■ **Objective**:
Pictures do not belong in the copy; quote every entry below exactly.

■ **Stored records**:
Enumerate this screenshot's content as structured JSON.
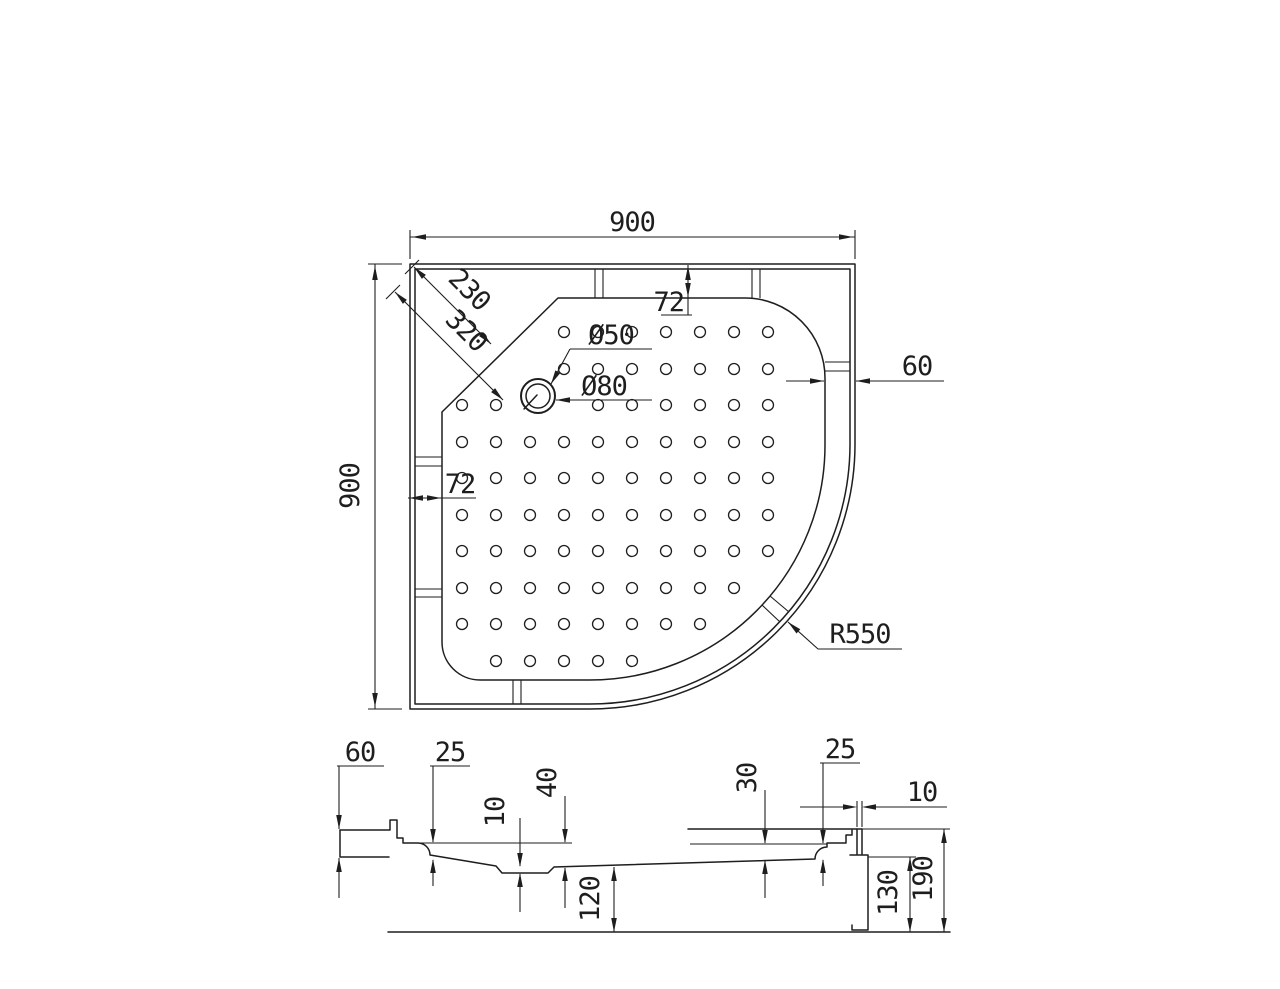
{
  "drawing_type": "shower tray technical drawing",
  "plan": {
    "width": "900",
    "height": "900",
    "corner_to_chamfer": "230",
    "corner_to_drain": "320",
    "drain_hole": "Ø50",
    "drain_flange": "Ø80",
    "top_frame_width": "72",
    "left_frame_width": "72",
    "right_frame_width": "60",
    "corner_radius": "R550"
  },
  "section": {
    "ledge_height": "60",
    "left_rim_drop": "25",
    "sump_depth": "10",
    "floor_drop": "40",
    "bowl_depth": "120",
    "right_floor_drop": "30",
    "right_rim_drop": "25",
    "panel_thickness": "10",
    "skirt_height": "130",
    "overall_height": "190"
  },
  "colors": {
    "line": "#1e1e1e",
    "background": "#ffffff"
  }
}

■ **Answer in full**:
Enumerate this screenshot's content as structured JSON.
{
  "drawing_type": "shower tray technical drawing",
  "plan": {
    "width": "900",
    "height": "900",
    "corner_to_chamfer": "230",
    "corner_to_drain": "320",
    "drain_hole": "Ø50",
    "drain_flange": "Ø80",
    "top_frame_width": "72",
    "left_frame_width": "72",
    "right_frame_width": "60",
    "corner_radius": "R550"
  },
  "section": {
    "ledge_height": "60",
    "left_rim_drop": "25",
    "sump_depth": "10",
    "floor_drop": "40",
    "bowl_depth": "120",
    "right_floor_drop": "30",
    "right_rim_drop": "25",
    "panel_thickness": "10",
    "skirt_height": "130",
    "overall_height": "190"
  },
  "colors": {
    "line": "#1e1e1e",
    "background": "#ffffff"
  }
}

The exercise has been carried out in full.